**Required task**
Report only the number of lines in this material that include "نموده".

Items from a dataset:
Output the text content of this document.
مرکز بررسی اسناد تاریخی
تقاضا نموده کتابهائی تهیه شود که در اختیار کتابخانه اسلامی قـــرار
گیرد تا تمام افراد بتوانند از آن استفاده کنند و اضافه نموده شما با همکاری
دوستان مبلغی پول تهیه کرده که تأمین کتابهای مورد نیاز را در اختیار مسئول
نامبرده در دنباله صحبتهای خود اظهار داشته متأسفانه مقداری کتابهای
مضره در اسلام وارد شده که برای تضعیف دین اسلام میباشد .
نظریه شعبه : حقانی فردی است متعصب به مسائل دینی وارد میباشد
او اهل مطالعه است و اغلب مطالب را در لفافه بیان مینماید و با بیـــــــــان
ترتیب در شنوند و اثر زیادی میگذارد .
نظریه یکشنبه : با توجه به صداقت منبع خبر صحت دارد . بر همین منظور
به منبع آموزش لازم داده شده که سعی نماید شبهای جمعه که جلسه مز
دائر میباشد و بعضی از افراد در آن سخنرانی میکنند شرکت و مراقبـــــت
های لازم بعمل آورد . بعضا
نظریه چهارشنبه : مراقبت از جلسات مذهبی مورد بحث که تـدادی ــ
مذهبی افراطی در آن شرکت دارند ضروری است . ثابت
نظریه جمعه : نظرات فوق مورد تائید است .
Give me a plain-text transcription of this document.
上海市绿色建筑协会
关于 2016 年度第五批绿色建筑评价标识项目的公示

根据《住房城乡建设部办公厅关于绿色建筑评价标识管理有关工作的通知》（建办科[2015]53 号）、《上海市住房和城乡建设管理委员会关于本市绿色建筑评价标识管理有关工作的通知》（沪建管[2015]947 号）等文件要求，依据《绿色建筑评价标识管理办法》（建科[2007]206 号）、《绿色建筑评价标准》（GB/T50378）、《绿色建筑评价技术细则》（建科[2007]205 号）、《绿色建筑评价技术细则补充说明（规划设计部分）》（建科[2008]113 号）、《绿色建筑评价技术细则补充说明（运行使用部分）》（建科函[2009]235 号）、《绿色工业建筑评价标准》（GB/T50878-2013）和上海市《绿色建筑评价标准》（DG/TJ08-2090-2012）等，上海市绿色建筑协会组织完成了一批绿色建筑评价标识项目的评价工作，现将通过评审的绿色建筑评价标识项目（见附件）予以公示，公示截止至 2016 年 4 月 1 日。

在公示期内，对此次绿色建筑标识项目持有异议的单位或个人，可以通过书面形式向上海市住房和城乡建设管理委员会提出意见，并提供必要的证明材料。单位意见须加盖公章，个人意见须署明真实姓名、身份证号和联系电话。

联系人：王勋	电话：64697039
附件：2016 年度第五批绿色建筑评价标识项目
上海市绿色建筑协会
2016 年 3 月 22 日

**Solution for this exercise**
2